### EXERCÍCIO BREVE 1
Reproduza, sem nenhuma alteração, os registros desde o início até a linha que contém "url-path: /#/backup/new/vms [354,15,496,31]", incluindo essa linha.

### TEXTO DE ORIGEM
A Igreja Católica na Espanha — qual a razão da crise?
“Semeiam vento, colherão tempestade!” — Oséias 8:7, “A Bíblia de Jerusalém”.
EM 20 de maio de 1939, na igreja de Santa Bárbara, em Madri, o General Franco apresentou sua espada da vitória ao Cardeal Gomá, primaz da Espanha. O exército e a igreja celebraram juntos o triunfo que o papa descreveu como a “desejada vitória católica”. A guerra civil tinha terminado, e, pelo visto, raiava uma nova aurora do catolicismo espanhol.
A igreja triunfante recebeu generosos subsídios do Estado, o controle sobre a educação, e amplos poderes de censura sobre tudo que não promovesse o catolicismo nacional. Mas a bem-sucedida cruzada militar-religiosa também tinha semeado as sementes do declínio da igreja.
Aos olhos de muitos espanhóis, a igreja estava implicada nas atrocidades cometidas pelas forças vitoriosas. Na verdade, nos primeiros anos logo após a guerra, a maioria da população assistia à Missa. Para conseguir um emprego, ou uma promoção, era sábio ser um bom católico. Mas tinha a genuína fé sido promovida pelo poderio militar e pela pressão política?

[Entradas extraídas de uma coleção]

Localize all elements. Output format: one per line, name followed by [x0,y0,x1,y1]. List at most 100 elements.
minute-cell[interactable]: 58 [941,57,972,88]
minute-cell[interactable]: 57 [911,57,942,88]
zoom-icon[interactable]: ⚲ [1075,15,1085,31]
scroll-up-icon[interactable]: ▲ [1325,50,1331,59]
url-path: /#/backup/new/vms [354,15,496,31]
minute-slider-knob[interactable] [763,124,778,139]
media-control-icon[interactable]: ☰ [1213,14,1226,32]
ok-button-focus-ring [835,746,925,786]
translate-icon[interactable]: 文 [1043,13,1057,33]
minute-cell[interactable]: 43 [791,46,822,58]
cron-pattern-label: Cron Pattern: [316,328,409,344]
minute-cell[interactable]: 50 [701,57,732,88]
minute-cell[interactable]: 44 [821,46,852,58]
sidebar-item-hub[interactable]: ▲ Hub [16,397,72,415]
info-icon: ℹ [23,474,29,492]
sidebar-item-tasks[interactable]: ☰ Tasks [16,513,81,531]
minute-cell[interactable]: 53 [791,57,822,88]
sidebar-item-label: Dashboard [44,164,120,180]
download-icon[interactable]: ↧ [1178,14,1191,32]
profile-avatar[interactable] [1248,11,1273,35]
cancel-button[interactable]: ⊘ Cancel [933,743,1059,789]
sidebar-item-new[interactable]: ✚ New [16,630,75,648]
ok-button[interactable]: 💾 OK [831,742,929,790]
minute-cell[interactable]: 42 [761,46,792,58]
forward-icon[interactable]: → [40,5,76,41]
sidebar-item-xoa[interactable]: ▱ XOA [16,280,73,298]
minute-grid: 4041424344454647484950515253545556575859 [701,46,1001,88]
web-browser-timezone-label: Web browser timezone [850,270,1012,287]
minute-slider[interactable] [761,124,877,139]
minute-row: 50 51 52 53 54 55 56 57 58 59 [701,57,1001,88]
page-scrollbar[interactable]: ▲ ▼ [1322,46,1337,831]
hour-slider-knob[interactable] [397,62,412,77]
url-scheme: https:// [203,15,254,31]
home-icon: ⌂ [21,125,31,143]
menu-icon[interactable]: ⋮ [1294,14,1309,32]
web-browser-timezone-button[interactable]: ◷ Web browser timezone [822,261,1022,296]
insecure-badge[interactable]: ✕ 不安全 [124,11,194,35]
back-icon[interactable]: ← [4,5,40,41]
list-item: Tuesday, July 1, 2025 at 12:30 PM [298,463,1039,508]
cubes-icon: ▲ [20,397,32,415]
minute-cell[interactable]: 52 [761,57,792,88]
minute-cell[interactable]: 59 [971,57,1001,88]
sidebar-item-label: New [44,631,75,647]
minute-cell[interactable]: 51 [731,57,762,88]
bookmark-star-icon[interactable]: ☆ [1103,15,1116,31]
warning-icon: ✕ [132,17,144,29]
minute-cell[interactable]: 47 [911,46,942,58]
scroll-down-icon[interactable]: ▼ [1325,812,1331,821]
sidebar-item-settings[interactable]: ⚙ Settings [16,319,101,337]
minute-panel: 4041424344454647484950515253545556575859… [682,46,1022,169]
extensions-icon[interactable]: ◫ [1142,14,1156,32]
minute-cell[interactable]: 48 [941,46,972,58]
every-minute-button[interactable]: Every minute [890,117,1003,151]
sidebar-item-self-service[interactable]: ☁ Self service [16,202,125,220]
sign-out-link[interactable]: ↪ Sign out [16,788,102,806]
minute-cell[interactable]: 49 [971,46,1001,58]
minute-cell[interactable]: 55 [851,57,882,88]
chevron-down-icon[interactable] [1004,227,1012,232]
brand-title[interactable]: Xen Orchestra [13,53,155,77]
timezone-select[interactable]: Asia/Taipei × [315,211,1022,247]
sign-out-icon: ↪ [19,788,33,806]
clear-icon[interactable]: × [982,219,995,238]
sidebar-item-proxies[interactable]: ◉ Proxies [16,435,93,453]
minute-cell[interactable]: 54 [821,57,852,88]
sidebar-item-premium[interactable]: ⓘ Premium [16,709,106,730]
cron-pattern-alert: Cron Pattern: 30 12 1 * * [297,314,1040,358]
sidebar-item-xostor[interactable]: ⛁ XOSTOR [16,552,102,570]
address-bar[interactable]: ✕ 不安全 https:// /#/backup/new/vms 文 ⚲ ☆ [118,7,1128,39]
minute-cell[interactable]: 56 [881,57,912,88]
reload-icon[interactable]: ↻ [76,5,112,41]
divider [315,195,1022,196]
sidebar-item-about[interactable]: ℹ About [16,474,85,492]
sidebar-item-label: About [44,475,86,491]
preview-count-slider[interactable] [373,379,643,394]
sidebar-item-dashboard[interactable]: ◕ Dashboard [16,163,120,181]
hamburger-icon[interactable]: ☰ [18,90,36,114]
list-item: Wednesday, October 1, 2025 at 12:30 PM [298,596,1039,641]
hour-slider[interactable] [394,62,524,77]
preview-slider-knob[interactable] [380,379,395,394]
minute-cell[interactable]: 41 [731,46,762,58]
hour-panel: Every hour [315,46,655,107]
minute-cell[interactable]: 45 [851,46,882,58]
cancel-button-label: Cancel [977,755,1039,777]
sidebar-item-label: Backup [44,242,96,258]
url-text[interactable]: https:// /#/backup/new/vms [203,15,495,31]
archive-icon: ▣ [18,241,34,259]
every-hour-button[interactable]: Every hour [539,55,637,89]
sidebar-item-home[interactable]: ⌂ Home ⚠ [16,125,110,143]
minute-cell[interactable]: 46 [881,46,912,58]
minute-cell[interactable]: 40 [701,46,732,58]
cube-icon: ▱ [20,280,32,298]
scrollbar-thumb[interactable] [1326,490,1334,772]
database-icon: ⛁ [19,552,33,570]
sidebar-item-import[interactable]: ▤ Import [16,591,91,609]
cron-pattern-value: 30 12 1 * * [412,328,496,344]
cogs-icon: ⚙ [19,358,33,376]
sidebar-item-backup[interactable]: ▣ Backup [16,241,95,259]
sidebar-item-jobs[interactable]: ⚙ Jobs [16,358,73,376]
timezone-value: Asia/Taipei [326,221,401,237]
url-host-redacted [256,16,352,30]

### EXERCÍCIO BREVE 2
Dê continuidade ao texto sobre a crise da Igreja Católica na Espanha a partir da última frase apresentada.

### RESPOSTA DA TAREFA 1
Localize all elements. Output format: one per line, name followed by [x0,y0,x1,y1]. List at most 100 elements.
minute-cell[interactable]: 58 [941,57,972,88]
minute-cell[interactable]: 57 [911,57,942,88]
zoom-icon[interactable]: ⚲ [1075,15,1085,31]
scroll-up-icon[interactable]: ▲ [1325,50,1331,59]
url-path: /#/backup/new/vms [354,15,496,31]

### RESPOSTA DA TAREFA 2
Quarenta anos depois, uma série de crises iria responder a essa pergunta.
Crise de Fé: Em 1988, apenas 3 de cada 10 pessoas na Espanha eram católicos praticantes, e a maioria das pessoas se consideravam “menos religiosas do que há dez anos”. Uma pesquisa, feita para El Globo, um semanário espanhol, mostrava que, embora a maioria dos espanhóis cresse em Deus, menos da metade deles estavam convictos de que existe vida após a morte. O mais surpreendente de tudo foi verificar que até 10 por cento dos que se consideravam católicos praticantes disseram não acreditar num Deus pessoal.
Crise de Vocações: A Espanha costumava enviar sacerdotes para os quatro cantos do mundo. Trinta anos atrás, 9.000 eram ordenados todo o ano. Atualmente, esse total caiu para mil, e muitos grandes seminários estão desativados. Em resultado disso, a idade média dos sacerdotes espanhóis está aumentando — 16 por cento têm agora mais de 70 anos, enquanto que apenas 3 por cento têm menos de 30.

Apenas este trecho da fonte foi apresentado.